## start

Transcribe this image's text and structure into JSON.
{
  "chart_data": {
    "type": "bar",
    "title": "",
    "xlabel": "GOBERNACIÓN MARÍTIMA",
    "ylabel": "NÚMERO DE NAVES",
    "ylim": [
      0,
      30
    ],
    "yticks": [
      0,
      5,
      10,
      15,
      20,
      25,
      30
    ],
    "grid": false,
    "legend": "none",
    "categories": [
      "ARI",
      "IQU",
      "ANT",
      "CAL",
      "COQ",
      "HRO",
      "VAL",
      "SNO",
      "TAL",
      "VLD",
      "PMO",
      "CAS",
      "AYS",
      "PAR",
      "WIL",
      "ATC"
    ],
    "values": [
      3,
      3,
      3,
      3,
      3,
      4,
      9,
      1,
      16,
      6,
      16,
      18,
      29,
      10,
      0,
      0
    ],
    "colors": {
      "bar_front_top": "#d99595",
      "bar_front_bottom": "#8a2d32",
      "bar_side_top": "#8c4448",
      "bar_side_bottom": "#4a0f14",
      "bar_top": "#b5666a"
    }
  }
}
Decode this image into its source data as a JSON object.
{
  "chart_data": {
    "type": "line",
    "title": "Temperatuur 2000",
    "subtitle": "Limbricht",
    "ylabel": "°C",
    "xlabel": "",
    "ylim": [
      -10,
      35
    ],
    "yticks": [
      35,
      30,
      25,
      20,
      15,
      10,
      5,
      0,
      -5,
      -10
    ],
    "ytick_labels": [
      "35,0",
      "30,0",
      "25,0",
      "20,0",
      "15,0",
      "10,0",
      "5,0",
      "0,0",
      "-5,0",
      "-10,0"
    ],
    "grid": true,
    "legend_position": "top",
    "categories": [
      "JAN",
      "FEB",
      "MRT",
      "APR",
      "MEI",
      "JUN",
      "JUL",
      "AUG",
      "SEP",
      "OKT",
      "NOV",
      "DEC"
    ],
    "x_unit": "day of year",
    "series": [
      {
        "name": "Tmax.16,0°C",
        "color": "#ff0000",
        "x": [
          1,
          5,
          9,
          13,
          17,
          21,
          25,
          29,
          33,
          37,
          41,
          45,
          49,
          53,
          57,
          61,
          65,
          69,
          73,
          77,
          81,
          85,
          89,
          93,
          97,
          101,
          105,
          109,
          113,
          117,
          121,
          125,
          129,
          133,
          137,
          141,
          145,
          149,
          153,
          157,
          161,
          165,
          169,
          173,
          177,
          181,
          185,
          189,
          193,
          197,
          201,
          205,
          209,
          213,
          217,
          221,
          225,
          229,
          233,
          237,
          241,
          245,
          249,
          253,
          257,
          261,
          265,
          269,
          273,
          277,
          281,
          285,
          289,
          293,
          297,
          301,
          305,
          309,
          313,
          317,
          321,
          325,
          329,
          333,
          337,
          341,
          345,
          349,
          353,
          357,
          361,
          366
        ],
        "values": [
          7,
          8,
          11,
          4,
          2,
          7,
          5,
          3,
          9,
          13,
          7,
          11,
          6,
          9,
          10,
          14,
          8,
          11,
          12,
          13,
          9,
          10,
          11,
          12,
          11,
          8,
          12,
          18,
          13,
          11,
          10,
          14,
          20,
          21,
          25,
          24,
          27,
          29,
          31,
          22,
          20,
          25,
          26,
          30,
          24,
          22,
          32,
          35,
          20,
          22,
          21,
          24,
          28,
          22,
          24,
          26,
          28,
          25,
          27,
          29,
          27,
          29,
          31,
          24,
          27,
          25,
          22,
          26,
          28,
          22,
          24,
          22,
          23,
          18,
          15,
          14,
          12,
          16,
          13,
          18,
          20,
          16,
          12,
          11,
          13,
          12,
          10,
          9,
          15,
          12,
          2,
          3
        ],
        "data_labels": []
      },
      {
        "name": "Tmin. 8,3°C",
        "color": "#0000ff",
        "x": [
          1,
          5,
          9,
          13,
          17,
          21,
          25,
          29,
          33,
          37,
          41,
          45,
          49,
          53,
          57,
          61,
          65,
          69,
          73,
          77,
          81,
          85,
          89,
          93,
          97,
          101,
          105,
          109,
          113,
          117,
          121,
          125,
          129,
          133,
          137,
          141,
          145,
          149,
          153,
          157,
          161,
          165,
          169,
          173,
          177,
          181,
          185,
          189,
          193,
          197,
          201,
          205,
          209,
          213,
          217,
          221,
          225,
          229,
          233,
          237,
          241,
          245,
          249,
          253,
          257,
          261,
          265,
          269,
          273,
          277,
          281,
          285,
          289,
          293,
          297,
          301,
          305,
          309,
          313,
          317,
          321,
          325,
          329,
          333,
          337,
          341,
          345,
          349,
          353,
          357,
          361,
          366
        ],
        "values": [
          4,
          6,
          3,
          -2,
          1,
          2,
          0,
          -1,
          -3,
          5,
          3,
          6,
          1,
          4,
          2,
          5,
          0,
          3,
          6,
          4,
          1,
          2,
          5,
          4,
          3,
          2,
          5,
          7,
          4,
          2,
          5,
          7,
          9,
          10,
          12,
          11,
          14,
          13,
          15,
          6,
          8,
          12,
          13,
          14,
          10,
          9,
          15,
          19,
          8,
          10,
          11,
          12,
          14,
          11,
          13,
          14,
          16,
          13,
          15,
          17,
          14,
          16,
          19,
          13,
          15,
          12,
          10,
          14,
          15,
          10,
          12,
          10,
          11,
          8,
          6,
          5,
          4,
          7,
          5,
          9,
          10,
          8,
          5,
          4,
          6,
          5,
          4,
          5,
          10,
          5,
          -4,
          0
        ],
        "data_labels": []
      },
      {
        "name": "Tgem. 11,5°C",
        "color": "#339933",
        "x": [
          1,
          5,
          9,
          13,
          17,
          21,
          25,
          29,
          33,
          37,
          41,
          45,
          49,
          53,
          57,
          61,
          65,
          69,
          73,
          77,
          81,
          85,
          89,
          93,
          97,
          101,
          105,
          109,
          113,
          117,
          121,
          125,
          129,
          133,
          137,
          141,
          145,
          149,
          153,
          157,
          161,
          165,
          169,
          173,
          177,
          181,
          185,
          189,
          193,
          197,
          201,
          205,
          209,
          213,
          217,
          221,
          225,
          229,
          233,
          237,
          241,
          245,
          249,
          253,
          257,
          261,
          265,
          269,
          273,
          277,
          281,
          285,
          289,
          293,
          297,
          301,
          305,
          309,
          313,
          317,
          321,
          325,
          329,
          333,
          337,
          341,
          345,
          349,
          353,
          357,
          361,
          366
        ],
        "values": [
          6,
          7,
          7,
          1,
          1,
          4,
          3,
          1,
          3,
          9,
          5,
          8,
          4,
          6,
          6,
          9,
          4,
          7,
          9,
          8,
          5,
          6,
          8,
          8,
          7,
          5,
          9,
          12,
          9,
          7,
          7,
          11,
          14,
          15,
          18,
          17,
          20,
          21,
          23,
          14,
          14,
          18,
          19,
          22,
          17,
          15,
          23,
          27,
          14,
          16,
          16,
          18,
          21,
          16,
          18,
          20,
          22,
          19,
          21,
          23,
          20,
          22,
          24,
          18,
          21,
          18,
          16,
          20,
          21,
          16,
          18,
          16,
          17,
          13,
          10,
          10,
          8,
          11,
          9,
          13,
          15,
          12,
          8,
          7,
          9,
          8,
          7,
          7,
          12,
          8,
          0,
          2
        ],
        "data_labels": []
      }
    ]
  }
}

## end

## EXERCISE TASK
Emit the records above again, exactly, with no line skipped.

## EXERCISE RESPONSE
Transcribe this image's text and structure into JSON.
{
  "chart_data": {
    "type": "bar",
    "title": "",
    "xlabel": "GOBERNACIÓN MARÍTIMA",
    "ylabel": "NÚMERO DE NAVES",
    "ylim": [
      0,
      30
    ],
    "yticks": [
      0,
      5,
      10,
      15,
      20,
      25,
      30
    ],
    "grid": false,
    "legend": "none",
    "categories": [
      "ARI",
      "IQU",
      "ANT",
      "CAL",
      "COQ",
      "HRO",
      "VAL",
      "SNO",
      "TAL",
      "VLD",
      "PMO",
      "CAS",
      "AYS",
      "PAR",
      "WIL",
      "ATC"
    ],
    "values": [
      3,
      3,
      3,
      3,
      3,
      4,
      9,
      1,
      16,
      6,
      16,
      18,
      29,
      10,
      0,
      0
    ],
    "colors": {
      "bar_front_top": "#d99595",
      "bar_front_bottom": "#8a2d32",
      "bar_side_top": "#8c4448",
      "bar_side_bottom": "#4a0f14",
      "bar_top": "#b5666a"
    }
  }
}
Decode this image into its source data as a JSON object.
{
  "chart_data": {
    "type": "line",
    "title": "Temperatuur 2000",
    "subtitle": "Limbricht",
    "ylabel": "°C",
    "xlabel": "",
    "ylim": [
      -10,
      35
    ],
    "yticks": [
      35,
      30,
      25,
      20,
      15,
      10,
      5,
      0,
      -5,
      -10
    ],
    "ytick_labels": [
      "35,0",
      "30,0",
      "25,0",
      "20,0",
      "15,0",
      "10,0",
      "5,0",
      "0,0",
      "-5,0",
      "-10,0"
    ],
    "grid": true,
    "legend_position": "top",
    "categories": [
      "JAN",
      "FEB",
      "MRT",
      "APR",
      "MEI",
      "JUN",
      "JUL",
      "AUG",
      "SEP",
      "OKT",
      "NOV",
      "DEC"
    ],
    "x_unit": "day of year",
    "series": [
      {
        "name": "Tmax.16,0°C",
        "color": "#ff0000",
        "x": [
          1,
          5,
          9,
          13,
          17,
          21,
          25,
          29,
          33,
          37,
          41,
          45,
          49,
          53,
          57,
          61,
          65,
          69,
          73,
          77,
          81,
          85,
          89,
          93,
          97,
          101,
          105,
          109,
          113,
          117,
          121,
          125,
          129,
          133,
          137,
          141,
          145,
          149,
          153,
          157,
          161,
          165,
          169,
          173,
          177,
          181,
          185,
          189,
          193,
          197,
          201,
          205,
          209,
          213,
          217,
          221,
          225,
          229,
          233,
          237,
          241,
          245,
          249,
          253,
          257,
          261,
          265,
          269,
          273,
          277,
          281,
          285,
          289,
          293,
          297,
          301,
          305,
          309,
          313,
          317,
          321,
          325,
          329,
          333,
          337,
          341,
          345,
          349,
          353,
          357,
          361,
          366
        ],
        "values": [
          7,
          8,
          11,
          4,
          2,
          7,
          5,
          3,
          9,
          13,
          7,
          11,
          6,
          9,
          10,
          14,
          8,
          11,
          12,
          13,
          9,
          10,
          11,
          12,
          11,
          8,
          12,
          18,
          13,
          11,
          10,
          14,
          20,
          21,
          25,
          24,
          27,
          29,
          31,
          22,
          20,
          25,
          26,
          30,
          24,
          22,
          32,
          35,
          20,
          22,
          21,
          24,
          28,
          22,
          24,
          26,
          28,
          25,
          27,
          29,
          27,
          29,
          31,
          24,
          27,
          25,
          22,
          26,
          28,
          22,
          24,
          22,
          23,
          18,
          15,
          14,
          12,
          16,
          13,
          18,
          20,
          16,
          12,
          11,
          13,
          12,
          10,
          9,
          15,
          12,
          2,
          3
        ],
        "data_labels": []
      },
      {
        "name": "Tmin. 8,3°C",
        "color": "#0000ff",
        "x": [
          1,
          5,
          9,
          13,
          17,
          21,
          25,
          29,
          33,
          37,
          41,
          45,
          49,
          53,
          57,
          61,
          65,
          69,
          73,
          77,
          81,
          85,
          89,
          93,
          97,
          101,
          105,
          109,
          113,
          117,
          121,
          125,
          129,
          133,
          137,
          141,
          145,
          149,
          153,
          157,
          161,
          165,
          169,
          173,
          177,
          181,
          185,
          189,
          193,
          197,
          201,
          205,
          209,
          213,
          217,
          221,
          225,
          229,
          233,
          237,
          241,
          245,
          249,
          253,
          257,
          261,
          265,
          269,
          273,
          277,
          281,
          285,
          289,
          293,
          297,
          301,
          305,
          309,
          313,
          317,
          321,
          325,
          329,
          333,
          337,
          341,
          345,
          349,
          353,
          357,
          361,
          366
        ],
        "values": [
          4,
          6,
          3,
          -2,
          1,
          2,
          0,
          -1,
          -3,
          5,
          3,
          6,
          1,
          4,
          2,
          5,
          0,
          3,
          6,
          4,
          1,
          2,
          5,
          4,
          3,
          2,
          5,
          7,
          4,
          2,
          5,
          7,
          9,
          10,
          12,
          11,
          14,
          13,
          15,
          6,
          8,
          12,
          13,
          14,
          10,
          9,
          15,
          19,
          8,
          10,
          11,
          12,
          14,
          11,
          13,
          14,
          16,
          13,
          15,
          17,
          14,
          16,
          19,
          13,
          15,
          12,
          10,
          14,
          15,
          10,
          12,
          10,
          11,
          8,
          6,
          5,
          4,
          7,
          5,
          9,
          10,
          8,
          5,
          4,
          6,
          5,
          4,
          5,
          10,
          5,
          -4,
          0
        ],
        "data_labels": []
      },
      {
        "name": "Tgem. 11,5°C",
        "color": "#339933",
        "x": [
          1,
          5,
          9,
          13,
          17,
          21,
          25,
          29,
          33,
          37,
          41,
          45,
          49,
          53,
          57,
          61,
          65,
          69,
          73,
          77,
          81,
          85,
          89,
          93,
          97,
          101,
          105,
          109,
          113,
          117,
          121,
          125,
          129,
          133,
          137,
          141,
          145,
          149,
          153,
          157,
          161,
          165,
          169,
          173,
          177,
          181,
          185,
          189,
          193,
          197,
          201,
          205,
          209,
          213,
          217,
          221,
          225,
          229,
          233,
          237,
          241,
          245,
          249,
          253,
          257,
          261,
          265,
          269,
          273,
          277,
          281,
          285,
          289,
          293,
          297,
          301,
          305,
          309,
          313,
          317,
          321,
          325,
          329,
          333,
          337,
          341,
          345,
          349,
          353,
          357,
          361,
          366
        ],
        "values": [
          6,
          7,
          7,
          1,
          1,
          4,
          3,
          1,
          3,
          9,
          5,
          8,
          4,
          6,
          6,
          9,
          4,
          7,
          9,
          8,
          5,
          6,
          8,
          8,
          7,
          5,
          9,
          12,
          9,
          7,
          7,
          11,
          14,
          15,
          18,
          17,
          20,
          21,
          23,
          14,
          14,
          18,
          19,
          22,
          17,
          15,
          23,
          27,
          14,
          16,
          16,
          18,
          21,
          16,
          18,
          20,
          22,
          19,
          21,
          23,
          20,
          22,
          24,
          18,
          21,
          18,
          16,
          20,
          21,
          16,
          18,
          16,
          17,
          13,
          10,
          10,
          8,
          11,
          9,
          13,
          15,
          12,
          8,
          7,
          9,
          8,
          7,
          7,
          12,
          8,
          0,
          2
        ],
        "data_labels": []
      }
    ]
  }
}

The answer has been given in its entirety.